EXCERPTED TEXT =>
┄┄┄┄┄┄┄┄┄┄┄┄┄┄┄┄┄┄┄┄
On the other hand, they are actively trying to stop P2P sharing under the guise of "bandwidth conservation" but AFAIK this is only being inforced in the communal (ITS) labs and not in the dorms (or even the dorm labs for that matter)
But our IT department has a hell of a lot more problems than just P2P and bandwidth, but they refuse to those of use who "work in the trenches"
Later
Josh
If you can't stop everyone from smoking weed, snorting coke, and dropping E, you can't stop MP3 sharing (and U.S. spends BILLIONS trying to stop those drugs).
... that they are surrounded by nothing but thieves, murderers, and terrorists! And that nothing but more and more laws and government prosecution can make them safe to carry out their Constitutionally guaranteed right to support and protect the megacorps that make all good things possible! I think that all of you folks whining here must want the terrorists to win. You must all be pirates, at least. Off to Guantanimo with the lot of you!
Love, Peace, and Linux-based surveillance programs,
Uncle John A.
That is all.
It seems to me that universities are not in a position to determine all by themselves exactly what consitutes "illegal" sharing. The universities may very well have self-authorized enforcement rights over their own AUP, as they truly do own the campus network. Such an AUP might reasonably restrict P2P (mostly due to resource consumption), but that's a far cry from notifying law enforcement and/or the gods of copyright.
I used to work in higher ed. If I was dealing with this issue today, I would include resource-wasting language in the AUP, naming P2P as an example. But tossing the resource squanderers would be as far as it goes until there are court orders, warrants, and/or subpeonas that specify precisely what to do and to whom. Appeasement of the copyright industry means the students all get pro bono lawyers from ACLU, and the universities get buried in lawsuits as well as a boatload of bad press. Higher education is the same as any other industry: take care of your customer or someone else will. RIAA is not a customer, so they are to be handled as a nuisance -- bare minimum legal cooperation.
Universities (or other network owners for that matter) are in no position to determine the copyright validity of every file fragment in transit across their network. No one really is, which is why the music industry must adapt or die.
"the vast majority of, and I mean vast, files on p2p are illegal"
No. Let me say that again: NO, NO, NO!
This is exactly the kind of assumption that twists truth and reality on its head. Where to begin?
First, the files themself are *NOT* illegal. I have every damn right in the world to make fair-use copies of a music CD, video or DVD. SO the act of copying it is *NOT* illegal, and in my opinion it never should be!
┄┄┄┄┄┄┄┄┄┄┄┄┄┄┄┄┄┄┄┄
SET OF TASKS =>
(a) Summarize the P2P discussion in two sentences.
(b) Write the next part of the P2P discussion, picking up right after its final sentence.

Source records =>
┄┄┄┄┄┄┄┄┄┄┄┄┄┄┄┄┄┄┄┄
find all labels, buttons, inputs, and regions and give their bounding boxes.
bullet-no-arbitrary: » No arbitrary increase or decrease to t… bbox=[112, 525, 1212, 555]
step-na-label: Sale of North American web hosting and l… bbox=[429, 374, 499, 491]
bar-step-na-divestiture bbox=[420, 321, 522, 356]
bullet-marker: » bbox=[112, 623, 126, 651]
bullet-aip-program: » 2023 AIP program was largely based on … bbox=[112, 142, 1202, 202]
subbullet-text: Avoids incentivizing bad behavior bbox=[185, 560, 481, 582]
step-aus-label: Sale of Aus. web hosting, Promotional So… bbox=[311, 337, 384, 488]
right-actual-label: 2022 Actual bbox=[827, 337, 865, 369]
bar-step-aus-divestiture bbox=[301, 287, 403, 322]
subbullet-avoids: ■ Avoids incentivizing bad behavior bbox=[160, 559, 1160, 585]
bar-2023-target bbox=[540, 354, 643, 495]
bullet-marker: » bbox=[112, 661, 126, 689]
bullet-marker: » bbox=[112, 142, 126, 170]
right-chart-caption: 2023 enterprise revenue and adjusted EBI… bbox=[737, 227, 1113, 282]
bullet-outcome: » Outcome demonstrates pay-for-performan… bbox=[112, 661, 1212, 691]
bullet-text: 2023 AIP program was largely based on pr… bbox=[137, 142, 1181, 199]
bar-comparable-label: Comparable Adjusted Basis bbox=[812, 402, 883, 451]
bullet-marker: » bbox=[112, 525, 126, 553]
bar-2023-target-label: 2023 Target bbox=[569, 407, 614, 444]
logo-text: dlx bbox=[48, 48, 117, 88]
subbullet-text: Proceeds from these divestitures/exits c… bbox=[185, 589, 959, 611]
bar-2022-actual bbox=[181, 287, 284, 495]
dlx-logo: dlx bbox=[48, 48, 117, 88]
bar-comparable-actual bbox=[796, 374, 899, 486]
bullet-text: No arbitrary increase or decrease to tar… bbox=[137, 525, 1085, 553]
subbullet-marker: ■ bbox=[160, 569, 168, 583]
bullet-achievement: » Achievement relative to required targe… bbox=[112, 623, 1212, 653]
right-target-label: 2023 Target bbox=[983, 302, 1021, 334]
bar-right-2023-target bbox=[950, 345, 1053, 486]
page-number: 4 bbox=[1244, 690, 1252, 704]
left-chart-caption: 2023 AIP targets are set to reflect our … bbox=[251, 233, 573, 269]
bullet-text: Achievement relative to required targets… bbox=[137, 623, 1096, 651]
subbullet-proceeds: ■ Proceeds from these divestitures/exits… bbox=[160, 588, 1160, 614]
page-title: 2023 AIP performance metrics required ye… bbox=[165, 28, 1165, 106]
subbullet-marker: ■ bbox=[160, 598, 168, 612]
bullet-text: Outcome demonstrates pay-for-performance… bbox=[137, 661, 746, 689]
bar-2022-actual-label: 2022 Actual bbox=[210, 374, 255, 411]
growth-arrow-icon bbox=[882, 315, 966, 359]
┄┄┄┄┄┄┄┄┄┄┄┄┄┄┄┄┄┄┄┄
ANSWERS PER TASK =>
(a) Posters argue that universities own their networks and may restrict P2P in their acceptable use policies because of resource use, but that they cannot judge the copyright validity of every file and should give the copyright industry only bare-minimum legal cooperation without court orders, warrants, or subpoenas. Others compare stopping MP3 sharing to the failed effort to stop drug use, and one rejects the claim that most files on P2P are illegal, insisting that making fair-use copies of a CD, video, or DVD is not illegal.

(b)
Second, it is not illegal for me to post it on a network. However, it is illegal for others to steal it when I post it. I could simply be posting the file so that I can access it at another location.
The problem with these arguments is they assume fair use does not exist, and they blame someone for others actions.
My university (in Germany) recently gets more and more similarly worded mails. The people who get them here just forward them to those responsible for the IP range where the alleged perpetrator sits, and they do not reply to the MPAA as requested in the mails, but the amount of mails they get starts to annoy them. So this kind of works, unfortunately.
;-)
They have also started to do some traffic shaping and port blocking in order to reduce bandwidth. However, they are just looking into this, some US universities seem to do a lot more already.
One of the mails I could look into contained the following phrases: The distribution of unauthorized copies of copyrighted motion pictures constitutes copyright infringement under the Copyright Act, Title 17 United States Code Section 106(3). This conduct may also violate the laws of other countries, international law, and/or treaty obligations. So, because we're not part of the USA, they basically say that the file sharing may or may not be against the law.
As far as I know, uploading copyrighted material is illegal here. But they try to threaten as many people as possible with as little effort as is sufficient.
In what way does sharing copyrighted material differ from going to a swapmeet and picking up a used couch?
How is it different from bartering goods and services?
Is it different, fundamentally, from trading used CDs with your friends? Swapping baseball cards? Does digitized reproducibility fundamentally change the nature of what it is you think you are buying?
In other words, are people not able to get their heads around the idea of buying a license and not the physical thing which is theirs to play with as they choose?
Software providers and now music and film companies (software providers by another name) think of your purchases as a licensed service. Of course, restaurants also try to charge you for sharing your meal with your dinner partner.
Can, or should these companies prevail in their attempts to control a product they no longer physically possess by erecting a thicket of laws and electronic countermeasures?
Is treating your customers like crooks a viable business model?
Discuss.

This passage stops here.